Dataset entries:
[START]

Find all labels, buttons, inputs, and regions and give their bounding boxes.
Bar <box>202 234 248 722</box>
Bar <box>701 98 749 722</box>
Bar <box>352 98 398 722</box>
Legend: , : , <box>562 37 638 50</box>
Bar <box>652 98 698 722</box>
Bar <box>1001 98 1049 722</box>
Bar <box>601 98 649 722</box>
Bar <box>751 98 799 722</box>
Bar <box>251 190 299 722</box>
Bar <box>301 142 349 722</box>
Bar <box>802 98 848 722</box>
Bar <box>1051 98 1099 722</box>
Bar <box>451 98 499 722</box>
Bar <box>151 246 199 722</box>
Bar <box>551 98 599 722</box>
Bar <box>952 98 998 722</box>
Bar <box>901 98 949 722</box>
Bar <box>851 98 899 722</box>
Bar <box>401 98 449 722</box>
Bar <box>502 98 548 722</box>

[END]
[START]

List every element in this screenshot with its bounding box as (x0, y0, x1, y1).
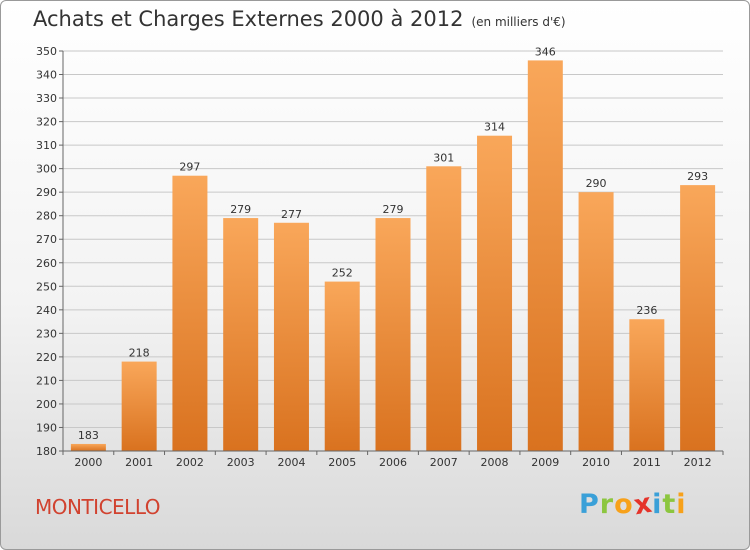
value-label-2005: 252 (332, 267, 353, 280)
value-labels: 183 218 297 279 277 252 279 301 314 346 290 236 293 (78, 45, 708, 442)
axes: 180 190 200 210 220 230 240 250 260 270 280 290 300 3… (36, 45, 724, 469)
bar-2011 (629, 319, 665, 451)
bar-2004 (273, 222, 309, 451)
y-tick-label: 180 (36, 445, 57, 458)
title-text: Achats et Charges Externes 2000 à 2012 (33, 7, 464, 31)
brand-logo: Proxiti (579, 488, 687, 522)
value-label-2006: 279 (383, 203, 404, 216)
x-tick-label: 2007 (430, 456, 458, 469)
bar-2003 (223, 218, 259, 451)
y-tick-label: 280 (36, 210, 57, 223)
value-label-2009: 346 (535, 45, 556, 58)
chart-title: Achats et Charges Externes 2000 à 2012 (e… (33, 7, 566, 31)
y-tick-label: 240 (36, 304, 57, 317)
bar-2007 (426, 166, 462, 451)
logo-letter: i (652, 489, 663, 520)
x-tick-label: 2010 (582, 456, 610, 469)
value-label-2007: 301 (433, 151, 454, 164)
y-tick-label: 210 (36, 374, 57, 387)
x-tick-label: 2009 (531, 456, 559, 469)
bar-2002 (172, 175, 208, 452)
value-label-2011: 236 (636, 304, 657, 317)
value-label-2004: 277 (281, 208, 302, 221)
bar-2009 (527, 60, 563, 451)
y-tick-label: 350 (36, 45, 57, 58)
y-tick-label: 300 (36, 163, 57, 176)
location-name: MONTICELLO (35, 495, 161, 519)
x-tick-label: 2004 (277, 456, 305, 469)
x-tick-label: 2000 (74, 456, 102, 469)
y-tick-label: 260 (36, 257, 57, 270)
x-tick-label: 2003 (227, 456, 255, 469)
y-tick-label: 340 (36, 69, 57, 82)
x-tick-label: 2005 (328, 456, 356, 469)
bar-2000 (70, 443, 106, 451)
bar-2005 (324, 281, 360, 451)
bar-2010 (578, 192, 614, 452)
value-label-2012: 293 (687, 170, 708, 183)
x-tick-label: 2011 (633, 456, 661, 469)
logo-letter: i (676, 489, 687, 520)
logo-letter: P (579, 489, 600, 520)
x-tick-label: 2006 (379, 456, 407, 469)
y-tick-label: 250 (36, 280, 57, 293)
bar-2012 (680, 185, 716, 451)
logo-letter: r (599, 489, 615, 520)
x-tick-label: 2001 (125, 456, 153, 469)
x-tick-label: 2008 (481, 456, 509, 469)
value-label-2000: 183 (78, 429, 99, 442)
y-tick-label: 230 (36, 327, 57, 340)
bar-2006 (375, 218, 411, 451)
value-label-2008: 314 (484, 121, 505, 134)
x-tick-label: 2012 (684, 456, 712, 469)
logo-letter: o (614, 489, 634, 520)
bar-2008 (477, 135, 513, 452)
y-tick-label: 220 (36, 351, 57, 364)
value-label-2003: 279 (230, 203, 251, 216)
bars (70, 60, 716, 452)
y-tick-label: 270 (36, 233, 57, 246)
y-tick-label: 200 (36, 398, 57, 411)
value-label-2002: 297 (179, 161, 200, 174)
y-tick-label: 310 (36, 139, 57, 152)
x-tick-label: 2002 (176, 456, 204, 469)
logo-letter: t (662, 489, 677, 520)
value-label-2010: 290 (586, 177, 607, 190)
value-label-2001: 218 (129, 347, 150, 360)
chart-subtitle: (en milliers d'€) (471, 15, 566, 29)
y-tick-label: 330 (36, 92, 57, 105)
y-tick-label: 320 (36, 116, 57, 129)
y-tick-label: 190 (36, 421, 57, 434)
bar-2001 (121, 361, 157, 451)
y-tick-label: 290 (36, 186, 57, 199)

[END]

▶ _Required task_: Could you format the listing lines starting at the one containing "Find all labels, buttons, inputs, and" and ending at the one containing "Bar <box>502 98 548 722</box>" as a JSON list of strings, one string per line, with blank lines left out?

▶ _Final result_:
[
  "Find all labels, buttons, inputs, and regions and give their bounding boxes.",
  "Bar <box>202 234 248 722</box>",
  "Bar <box>701 98 749 722</box>",
  "Bar <box>352 98 398 722</box>",
  "Legend: , : , <box>562 37 638 50</box>",
  "Bar <box>652 98 698 722</box>",
  "Bar <box>1001 98 1049 722</box>",
  "Bar <box>601 98 649 722</box>",
  "Bar <box>751 98 799 722</box>",
  "Bar <box>251 190 299 722</box>",
  "Bar <box>301 142 349 722</box>",
  "Bar <box>802 98 848 722</box>",
  "Bar <box>1051 98 1099 722</box>",
  "Bar <box>451 98 499 722</box>",
  "Bar <box>151 246 199 722</box>",
  "Bar <box>551 98 599 722</box>",
  "Bar <box>952 98 998 722</box>",
  "Bar <box>901 98 949 722</box>",
  "Bar <box>851 98 899 722</box>",
  "Bar <box>401 98 449 722</box>",
  "Bar <box>502 98 548 722</box>"
]